* Problem requirements:
Across the data below, state how many lines hold "panel", and reply with nothing but that number.

[[ Input data, beginning ]]

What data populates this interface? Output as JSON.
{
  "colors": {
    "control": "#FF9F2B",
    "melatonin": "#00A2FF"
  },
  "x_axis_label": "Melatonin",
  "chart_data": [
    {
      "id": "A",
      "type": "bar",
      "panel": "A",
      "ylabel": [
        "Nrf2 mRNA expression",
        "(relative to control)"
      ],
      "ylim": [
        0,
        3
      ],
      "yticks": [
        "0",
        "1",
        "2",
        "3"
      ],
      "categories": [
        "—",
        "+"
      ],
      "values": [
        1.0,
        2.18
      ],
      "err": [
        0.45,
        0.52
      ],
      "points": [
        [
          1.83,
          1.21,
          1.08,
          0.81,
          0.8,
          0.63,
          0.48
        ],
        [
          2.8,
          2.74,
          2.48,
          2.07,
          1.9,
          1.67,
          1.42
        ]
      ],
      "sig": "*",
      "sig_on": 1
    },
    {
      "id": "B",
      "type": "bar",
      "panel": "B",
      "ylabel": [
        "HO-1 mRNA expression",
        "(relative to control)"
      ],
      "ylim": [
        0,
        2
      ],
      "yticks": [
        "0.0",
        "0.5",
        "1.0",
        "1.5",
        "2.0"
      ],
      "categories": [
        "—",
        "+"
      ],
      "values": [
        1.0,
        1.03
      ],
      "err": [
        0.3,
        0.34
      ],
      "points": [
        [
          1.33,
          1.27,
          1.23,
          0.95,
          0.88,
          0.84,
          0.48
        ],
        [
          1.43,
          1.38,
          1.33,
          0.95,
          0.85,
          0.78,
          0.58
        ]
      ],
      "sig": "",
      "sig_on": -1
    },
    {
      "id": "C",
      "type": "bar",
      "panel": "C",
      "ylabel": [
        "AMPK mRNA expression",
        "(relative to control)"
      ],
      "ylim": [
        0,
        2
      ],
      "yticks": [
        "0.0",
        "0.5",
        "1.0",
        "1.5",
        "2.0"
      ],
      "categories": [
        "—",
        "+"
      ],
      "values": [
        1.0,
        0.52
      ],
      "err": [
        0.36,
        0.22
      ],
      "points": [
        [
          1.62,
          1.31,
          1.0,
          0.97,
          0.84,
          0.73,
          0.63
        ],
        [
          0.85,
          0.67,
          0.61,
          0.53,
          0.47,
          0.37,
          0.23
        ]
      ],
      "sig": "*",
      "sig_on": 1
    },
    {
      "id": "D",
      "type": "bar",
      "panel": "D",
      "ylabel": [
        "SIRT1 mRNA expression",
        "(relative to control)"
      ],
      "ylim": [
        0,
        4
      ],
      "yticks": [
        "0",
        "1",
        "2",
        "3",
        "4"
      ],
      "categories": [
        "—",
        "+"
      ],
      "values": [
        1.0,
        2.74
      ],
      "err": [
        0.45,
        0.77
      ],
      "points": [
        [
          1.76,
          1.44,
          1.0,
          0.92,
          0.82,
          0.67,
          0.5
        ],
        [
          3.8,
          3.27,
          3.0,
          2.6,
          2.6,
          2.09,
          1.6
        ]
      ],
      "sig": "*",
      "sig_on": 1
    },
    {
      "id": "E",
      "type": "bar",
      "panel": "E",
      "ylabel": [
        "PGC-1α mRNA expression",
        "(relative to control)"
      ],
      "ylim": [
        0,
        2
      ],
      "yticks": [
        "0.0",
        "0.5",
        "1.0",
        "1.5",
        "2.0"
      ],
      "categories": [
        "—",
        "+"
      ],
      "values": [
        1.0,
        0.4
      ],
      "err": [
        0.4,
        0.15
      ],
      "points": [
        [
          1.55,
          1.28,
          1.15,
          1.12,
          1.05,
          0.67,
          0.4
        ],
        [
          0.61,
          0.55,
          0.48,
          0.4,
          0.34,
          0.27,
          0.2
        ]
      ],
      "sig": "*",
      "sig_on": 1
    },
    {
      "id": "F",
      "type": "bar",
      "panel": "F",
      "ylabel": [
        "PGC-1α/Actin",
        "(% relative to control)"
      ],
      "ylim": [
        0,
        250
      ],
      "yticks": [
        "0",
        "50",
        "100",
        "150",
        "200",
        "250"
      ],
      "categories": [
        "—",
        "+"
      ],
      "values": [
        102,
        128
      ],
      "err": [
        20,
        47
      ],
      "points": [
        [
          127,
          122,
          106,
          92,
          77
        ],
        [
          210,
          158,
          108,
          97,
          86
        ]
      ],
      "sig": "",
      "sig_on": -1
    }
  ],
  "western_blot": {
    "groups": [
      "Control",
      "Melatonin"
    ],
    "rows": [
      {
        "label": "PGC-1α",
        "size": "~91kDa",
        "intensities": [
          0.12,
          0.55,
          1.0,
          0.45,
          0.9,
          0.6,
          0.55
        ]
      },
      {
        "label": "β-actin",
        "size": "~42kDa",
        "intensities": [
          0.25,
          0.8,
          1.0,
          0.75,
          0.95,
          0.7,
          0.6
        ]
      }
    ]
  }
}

[[ Input data, end ]]

* Task result:
6